> _Exercise input_:
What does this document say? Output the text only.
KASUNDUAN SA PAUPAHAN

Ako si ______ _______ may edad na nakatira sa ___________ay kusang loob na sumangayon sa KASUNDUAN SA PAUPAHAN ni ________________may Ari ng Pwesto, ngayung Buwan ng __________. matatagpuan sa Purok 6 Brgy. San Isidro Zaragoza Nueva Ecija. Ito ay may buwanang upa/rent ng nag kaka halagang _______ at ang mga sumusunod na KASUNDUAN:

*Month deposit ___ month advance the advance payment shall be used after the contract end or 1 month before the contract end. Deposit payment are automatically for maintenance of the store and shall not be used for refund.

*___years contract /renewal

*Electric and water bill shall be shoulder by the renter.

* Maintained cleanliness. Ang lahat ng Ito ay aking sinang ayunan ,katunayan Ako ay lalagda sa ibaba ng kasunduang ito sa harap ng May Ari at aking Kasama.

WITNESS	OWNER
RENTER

> _The task_: Write out each line of the data above again, exactly as given.

> _Answer in full_:
What does this document say? Output the text only.
KASUNDUAN SA PAUPAHAN

Ako si ______ _______ may edad na nakatira sa ___________ay kusang loob na sumangayon sa KASUNDUAN SA PAUPAHAN ni ________________may Ari ng Pwesto, ngayung Buwan ng __________. matatagpuan sa Purok 6 Brgy. San Isidro Zaragoza Nueva Ecija. Ito ay may buwanang upa/rent ng nag kaka halagang _______ at ang mga sumusunod na KASUNDUAN:

*Month deposit ___ month advance the advance payment shall be used after the contract end or 1 month before the contract end. Deposit payment are automatically for maintenance of the store and shall not be used for refund.

*___years contract /renewal

*Electric and water bill shall be shoulder by the renter.

* Maintained cleanliness. Ang lahat ng Ito ay aking sinang ayunan ,katunayan Ako ay lalagda sa ibaba ng kasunduang ito sa harap ng May Ari at aking Kasama.

WITNESS	OWNER
RENTER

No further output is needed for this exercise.